- _SOURCE DATA_:
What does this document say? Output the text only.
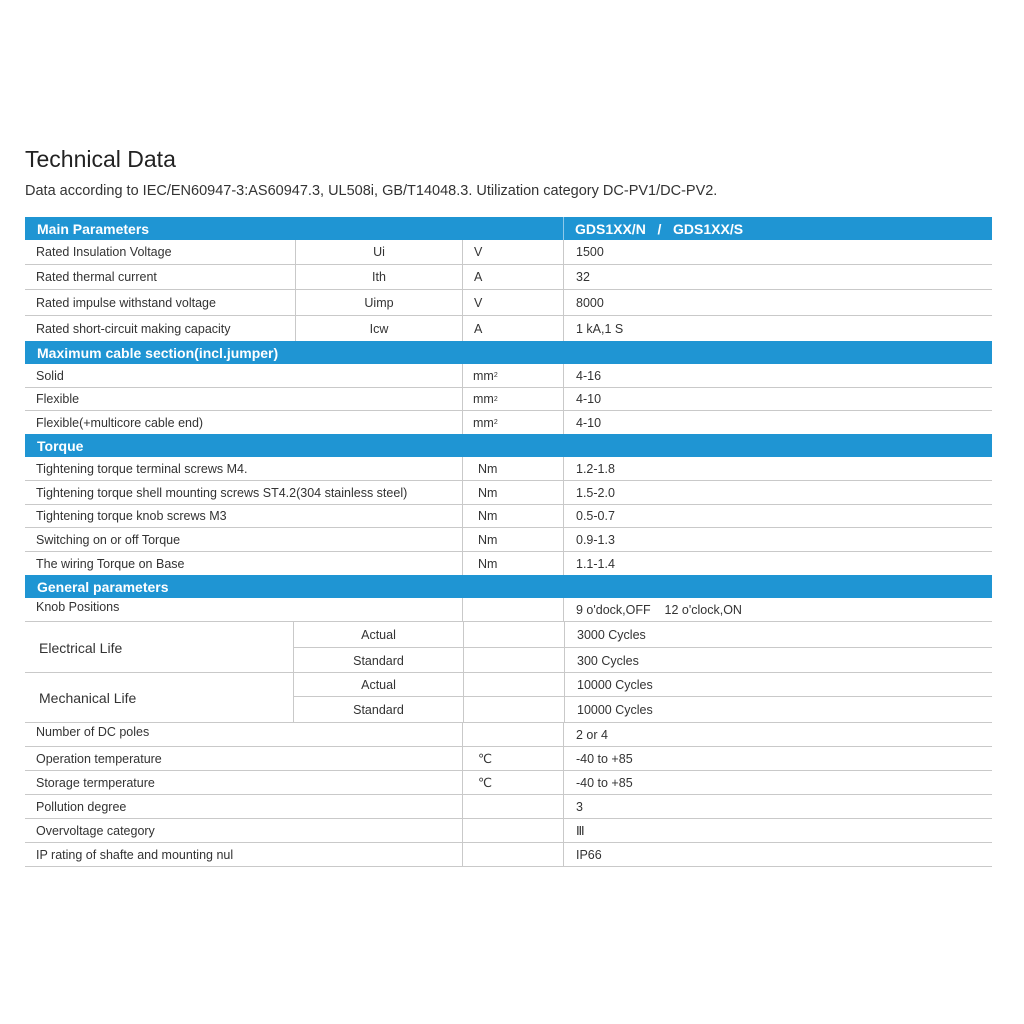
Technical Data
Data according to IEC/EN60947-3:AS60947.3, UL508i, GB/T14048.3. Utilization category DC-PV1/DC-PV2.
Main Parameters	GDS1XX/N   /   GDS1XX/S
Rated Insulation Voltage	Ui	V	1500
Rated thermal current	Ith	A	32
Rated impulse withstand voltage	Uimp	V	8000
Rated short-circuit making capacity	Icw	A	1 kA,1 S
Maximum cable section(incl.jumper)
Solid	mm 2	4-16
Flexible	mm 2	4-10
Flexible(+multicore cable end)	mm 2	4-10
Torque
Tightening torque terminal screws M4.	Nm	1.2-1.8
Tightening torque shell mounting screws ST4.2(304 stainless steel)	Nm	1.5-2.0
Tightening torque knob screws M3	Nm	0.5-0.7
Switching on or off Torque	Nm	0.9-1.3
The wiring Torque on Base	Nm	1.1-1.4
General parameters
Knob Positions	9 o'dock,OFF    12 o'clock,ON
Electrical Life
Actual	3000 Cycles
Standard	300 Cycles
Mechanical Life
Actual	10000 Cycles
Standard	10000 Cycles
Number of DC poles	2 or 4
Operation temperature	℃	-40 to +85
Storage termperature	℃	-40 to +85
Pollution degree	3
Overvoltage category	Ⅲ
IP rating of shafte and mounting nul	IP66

==

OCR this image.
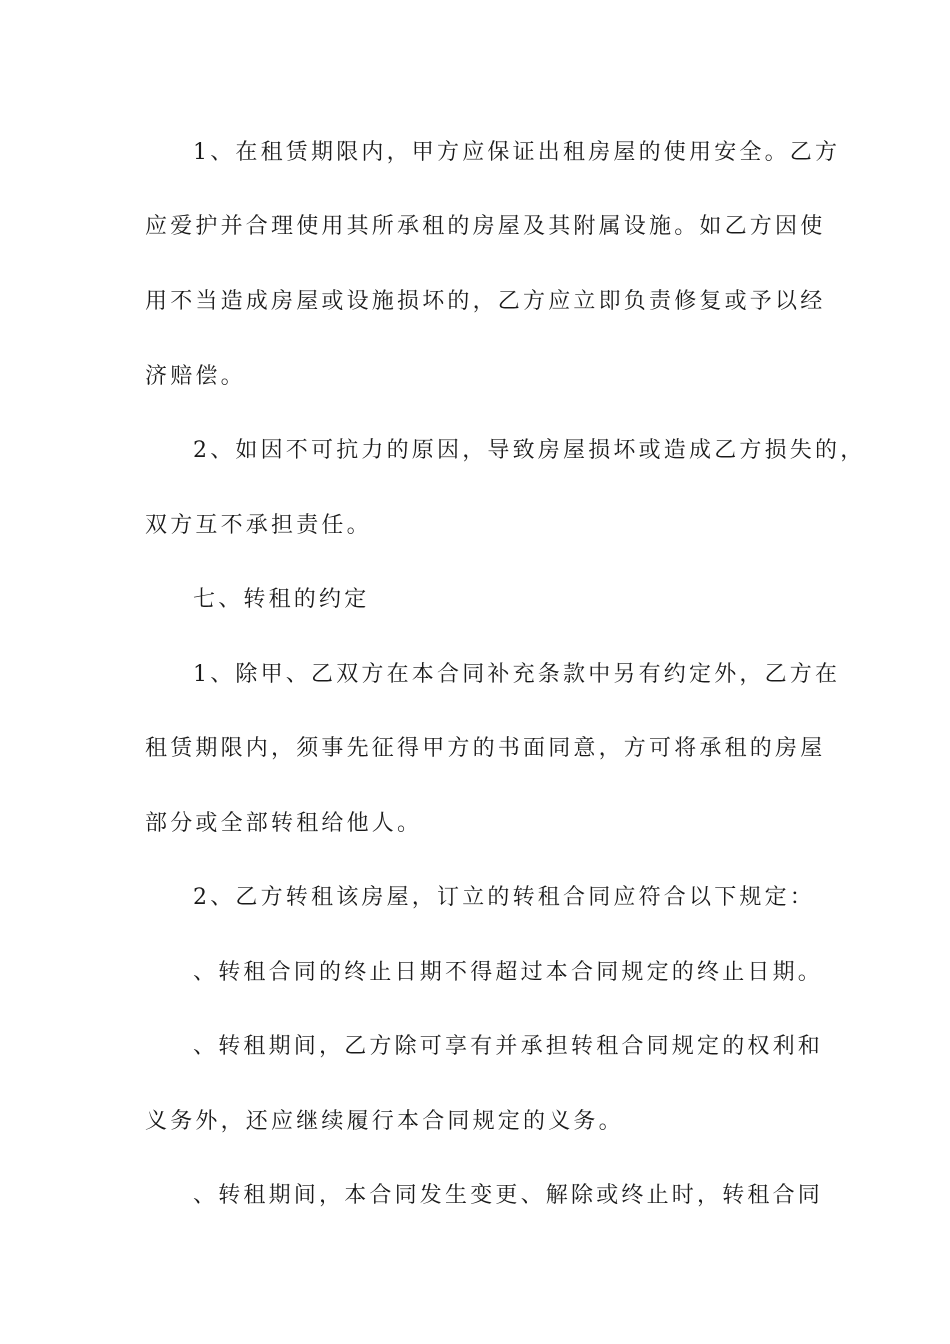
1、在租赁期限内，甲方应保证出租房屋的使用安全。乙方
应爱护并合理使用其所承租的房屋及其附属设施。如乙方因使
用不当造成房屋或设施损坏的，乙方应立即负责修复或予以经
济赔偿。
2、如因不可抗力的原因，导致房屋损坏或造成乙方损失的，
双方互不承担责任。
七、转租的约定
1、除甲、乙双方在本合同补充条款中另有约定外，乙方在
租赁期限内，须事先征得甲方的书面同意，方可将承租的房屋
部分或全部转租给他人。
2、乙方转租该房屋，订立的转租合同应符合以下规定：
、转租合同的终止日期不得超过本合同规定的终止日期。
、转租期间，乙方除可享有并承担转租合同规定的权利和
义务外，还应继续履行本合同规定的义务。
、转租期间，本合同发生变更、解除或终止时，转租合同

==

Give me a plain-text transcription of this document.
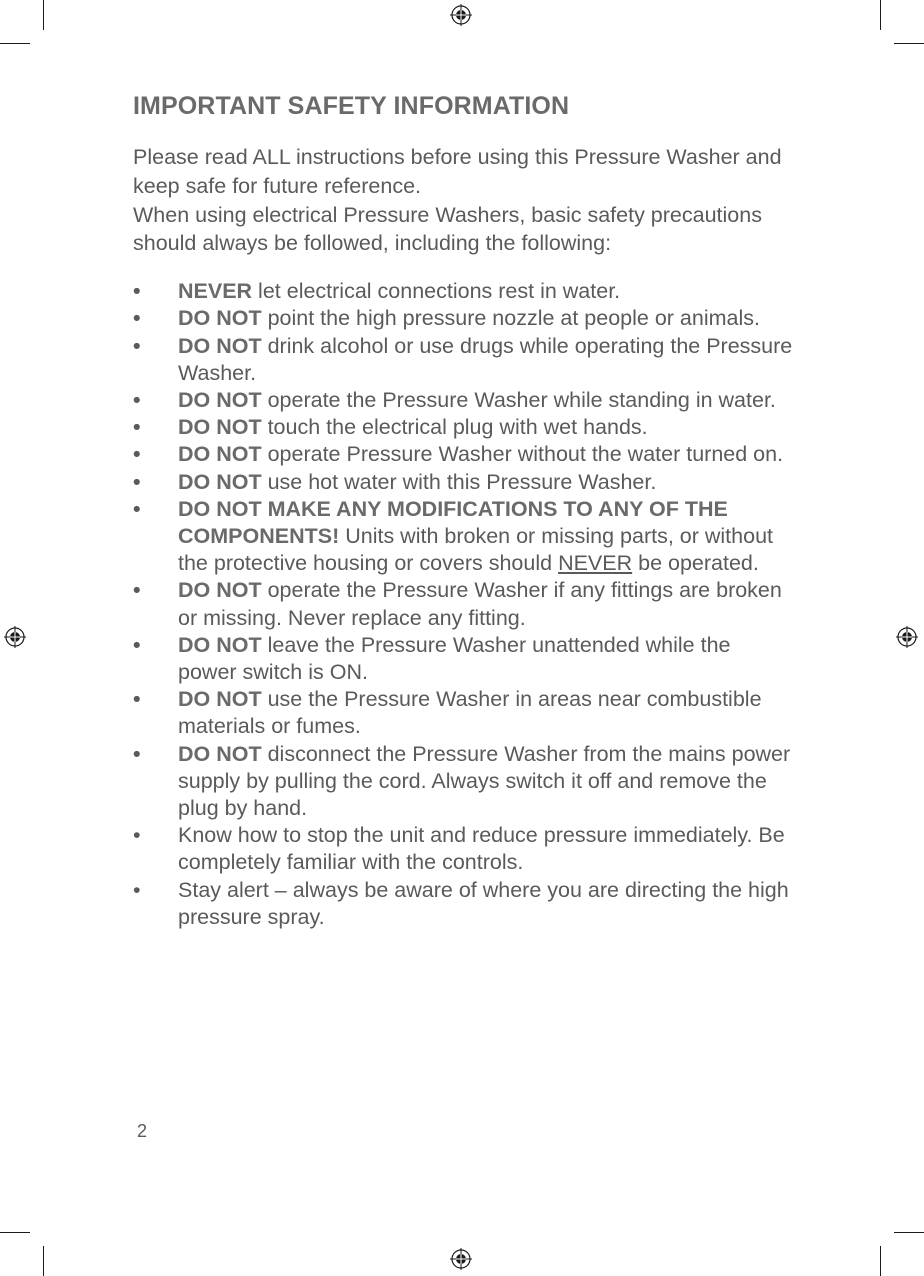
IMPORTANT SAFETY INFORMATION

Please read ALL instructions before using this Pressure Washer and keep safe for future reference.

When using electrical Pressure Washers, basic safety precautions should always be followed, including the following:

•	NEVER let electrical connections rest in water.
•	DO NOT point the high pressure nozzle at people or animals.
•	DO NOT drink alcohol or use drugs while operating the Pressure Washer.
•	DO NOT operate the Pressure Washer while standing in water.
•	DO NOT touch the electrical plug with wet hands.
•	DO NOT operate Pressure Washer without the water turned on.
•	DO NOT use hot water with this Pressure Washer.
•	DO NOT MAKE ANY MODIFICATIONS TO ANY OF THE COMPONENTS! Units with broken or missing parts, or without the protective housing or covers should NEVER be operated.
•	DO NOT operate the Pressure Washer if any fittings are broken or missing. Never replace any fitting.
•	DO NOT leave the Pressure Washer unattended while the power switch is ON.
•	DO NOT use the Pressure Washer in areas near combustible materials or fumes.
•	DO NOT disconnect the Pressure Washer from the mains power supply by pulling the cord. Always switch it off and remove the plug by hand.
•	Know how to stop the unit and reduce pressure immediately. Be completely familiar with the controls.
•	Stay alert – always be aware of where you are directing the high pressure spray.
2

- _YOUR OBJECTIVE_:
Copy each line of the records containing the string "high".

- _RESPONSE FOR THIS EXERCISE_:
•	DO NOT point the high pressure nozzle at people or animals.
•	Stay alert – always be aware of where you are directing the high pressure spray.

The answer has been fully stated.